Find the lines that contain the word "Decode" and copy each one.

Dataset entries on figures
☆ ☆ ☆

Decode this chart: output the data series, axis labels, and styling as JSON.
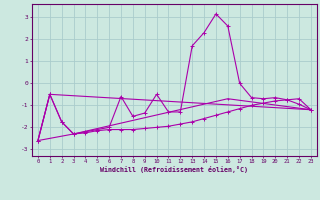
{
  "xlabel": "Windchill (Refroidissement éolien,°C)",
  "background_color": "#cce8e0",
  "grid_color": "#aacccc",
  "line_color": "#aa00aa",
  "xlim": [
    -0.5,
    23.5
  ],
  "ylim": [
    -3.3,
    3.6
  ],
  "yticks": [
    -3,
    -2,
    -1,
    0,
    1,
    2,
    3
  ],
  "xticks": [
    0,
    1,
    2,
    3,
    4,
    5,
    6,
    7,
    8,
    9,
    10,
    11,
    12,
    13,
    14,
    15,
    16,
    17,
    18,
    19,
    20,
    21,
    22,
    23
  ],
  "line1_x": [
    0,
    1,
    2,
    3,
    4,
    5,
    6,
    7,
    8,
    9,
    10,
    11,
    12,
    13,
    14,
    15,
    16,
    17,
    18,
    19,
    20,
    21,
    22,
    23
  ],
  "line1_y": [
    -2.6,
    -0.5,
    -1.75,
    -2.3,
    -2.25,
    -2.15,
    -2.1,
    -2.1,
    -2.1,
    -2.05,
    -2.0,
    -1.95,
    -1.85,
    -1.75,
    -1.6,
    -1.45,
    -1.3,
    -1.15,
    -1.0,
    -0.9,
    -0.8,
    -0.75,
    -0.7,
    -1.2
  ],
  "line2_x": [
    0,
    1,
    2,
    3,
    4,
    5,
    6,
    7,
    8,
    9,
    10,
    11,
    12,
    13,
    14,
    15,
    16,
    17,
    18,
    19,
    20,
    21,
    22,
    23
  ],
  "line2_y": [
    -2.6,
    -0.5,
    -1.75,
    -2.3,
    -2.2,
    -2.1,
    -2.0,
    -0.6,
    -1.5,
    -1.35,
    -0.5,
    -1.3,
    -1.3,
    1.7,
    2.3,
    3.15,
    2.6,
    0.0,
    -0.65,
    -0.7,
    -0.65,
    -0.75,
    -0.95,
    -1.2
  ],
  "line3_x": [
    0,
    1,
    23
  ],
  "line3_y": [
    -2.6,
    -0.5,
    -1.2
  ],
  "line4_x": [
    0,
    3,
    16,
    23
  ],
  "line4_y": [
    -2.6,
    -2.3,
    -0.7,
    -1.2
  ]
}
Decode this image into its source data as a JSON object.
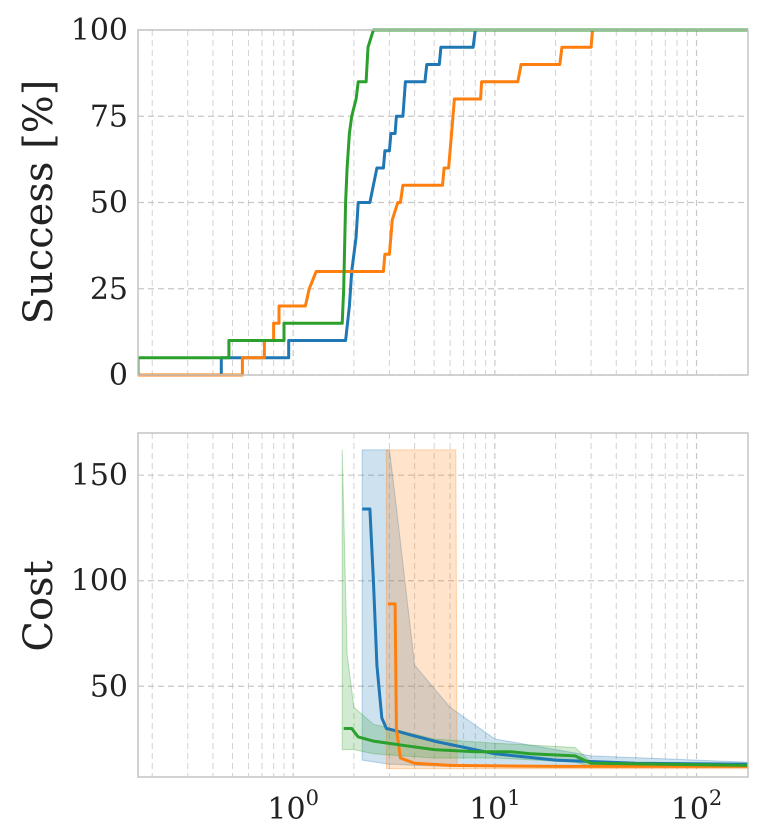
{
  "chart_data": [
    {
      "type": "line",
      "xscale": "log",
      "xlim": [
        0.17,
        180
      ],
      "ylim": [
        0,
        100
      ],
      "ylabel": "Success [%]",
      "yticks": [
        0,
        25,
        50,
        75,
        100
      ],
      "grid": true,
      "series": [
        {
          "color": "#1f77b4",
          "points": [
            [
              0.17,
              0
            ],
            [
              0.44,
              0
            ],
            [
              0.44,
              5
            ],
            [
              0.95,
              5
            ],
            [
              0.95,
              10
            ],
            [
              1.82,
              10
            ],
            [
              1.9,
              20
            ],
            [
              1.95,
              30
            ],
            [
              2.05,
              40
            ],
            [
              2.1,
              50
            ],
            [
              2.4,
              50
            ],
            [
              2.5,
              55
            ],
            [
              2.6,
              60
            ],
            [
              2.8,
              60
            ],
            [
              2.85,
              65
            ],
            [
              3.0,
              65
            ],
            [
              3.05,
              70
            ],
            [
              3.2,
              70
            ],
            [
              3.25,
              75
            ],
            [
              3.5,
              75
            ],
            [
              3.6,
              85
            ],
            [
              4.5,
              85
            ],
            [
              4.6,
              90
            ],
            [
              5.3,
              90
            ],
            [
              5.4,
              95
            ],
            [
              7.8,
              95
            ],
            [
              8.0,
              100
            ],
            [
              180,
              100
            ]
          ]
        },
        {
          "color": "#ff7f0e",
          "points": [
            [
              0.17,
              0
            ],
            [
              0.56,
              0
            ],
            [
              0.56,
              5
            ],
            [
              0.72,
              5
            ],
            [
              0.72,
              10
            ],
            [
              0.8,
              10
            ],
            [
              0.8,
              15
            ],
            [
              0.85,
              15
            ],
            [
              0.85,
              20
            ],
            [
              1.15,
              20
            ],
            [
              1.2,
              25
            ],
            [
              1.3,
              30
            ],
            [
              2.8,
              30
            ],
            [
              2.85,
              35
            ],
            [
              3.0,
              35
            ],
            [
              3.1,
              45
            ],
            [
              3.3,
              50
            ],
            [
              3.4,
              50
            ],
            [
              3.5,
              55
            ],
            [
              5.5,
              55
            ],
            [
              5.6,
              60
            ],
            [
              5.9,
              60
            ],
            [
              6.0,
              65
            ],
            [
              6.2,
              75
            ],
            [
              6.3,
              80
            ],
            [
              8.5,
              80
            ],
            [
              8.6,
              85
            ],
            [
              13,
              85
            ],
            [
              13.5,
              90
            ],
            [
              21,
              90
            ],
            [
              21.5,
              95
            ],
            [
              30,
              95
            ],
            [
              30.5,
              100
            ],
            [
              180,
              100
            ]
          ]
        },
        {
          "color": "#2ca02c",
          "points": [
            [
              0.17,
              0
            ],
            [
              0.17,
              5
            ],
            [
              0.48,
              5
            ],
            [
              0.48,
              10
            ],
            [
              0.9,
              10
            ],
            [
              0.9,
              15
            ],
            [
              1.75,
              15
            ],
            [
              1.78,
              25
            ],
            [
              1.82,
              50
            ],
            [
              1.85,
              60
            ],
            [
              1.9,
              70
            ],
            [
              1.95,
              75
            ],
            [
              2.05,
              80
            ],
            [
              2.1,
              85
            ],
            [
              2.3,
              85
            ],
            [
              2.35,
              95
            ],
            [
              2.5,
              100
            ],
            [
              180,
              100
            ]
          ]
        }
      ]
    },
    {
      "type": "line",
      "xscale": "log",
      "xlim": [
        0.17,
        180
      ],
      "ylim": [
        7,
        170
      ],
      "ylabel": "Cost",
      "yticks": [
        50,
        100,
        150
      ],
      "xticks": [
        {
          "value": 1,
          "base": "10",
          "exp": "0"
        },
        {
          "value": 10,
          "base": "10",
          "exp": "1"
        },
        {
          "value": 100,
          "base": "10",
          "exp": "2"
        }
      ],
      "grid": true,
      "series": [
        {
          "color": "#1f77b4",
          "points": [
            [
              2.2,
              134
            ],
            [
              2.4,
              134
            ],
            [
              2.5,
              100
            ],
            [
              2.6,
              60
            ],
            [
              2.75,
              35
            ],
            [
              2.9,
              30
            ],
            [
              3.2,
              29
            ],
            [
              3.8,
              27
            ],
            [
              5,
              24
            ],
            [
              10,
              18
            ],
            [
              20,
              15
            ],
            [
              50,
              13.5
            ],
            [
              180,
              13
            ]
          ],
          "band": [
            [
              2.2,
              15,
              162
            ],
            [
              3.0,
              13,
              162
            ],
            [
              3.2,
              13,
              140
            ],
            [
              4,
              12.5,
              60
            ],
            [
              6,
              12,
              40
            ],
            [
              10,
              12,
              25
            ],
            [
              30,
              12,
              17
            ],
            [
              180,
              12,
              14
            ]
          ]
        },
        {
          "color": "#ff7f0e",
          "points": [
            [
              2.95,
              89
            ],
            [
              3.2,
              89
            ],
            [
              3.25,
              30
            ],
            [
              3.4,
              16
            ],
            [
              4,
              13.5
            ],
            [
              6,
              12.5
            ],
            [
              20,
              12
            ],
            [
              180,
              12
            ]
          ],
          "band": [
            [
              2.9,
              11,
              162
            ],
            [
              6.4,
              11,
              162
            ],
            [
              6.5,
              11,
              12.5
            ],
            [
              180,
              11,
              12
            ]
          ]
        },
        {
          "color": "#2ca02c",
          "points": [
            [
              1.78,
              30
            ],
            [
              1.95,
              30
            ],
            [
              2.1,
              26
            ],
            [
              2.5,
              24
            ],
            [
              3.5,
              22
            ],
            [
              5,
              20
            ],
            [
              8,
              19
            ],
            [
              12,
              19
            ],
            [
              15,
              18
            ],
            [
              25,
              17
            ],
            [
              30,
              13.5
            ],
            [
              180,
              12.5
            ]
          ],
          "band": [
            [
              1.75,
              20,
              162
            ],
            [
              1.85,
              20,
              65
            ],
            [
              2.0,
              20,
              40
            ],
            [
              2.5,
              18,
              32
            ],
            [
              5,
              16,
              25
            ],
            [
              10,
              16,
              23
            ],
            [
              25,
              14,
              21
            ],
            [
              30,
              12,
              14
            ],
            [
              180,
              11.5,
              13
            ]
          ]
        }
      ]
    }
  ]
}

☆ ☆ ☆

• **Correct answer**
Decode this chart: output the data series, axis labels, and styling as JSON.
Decode this image into its source data as a JSON object.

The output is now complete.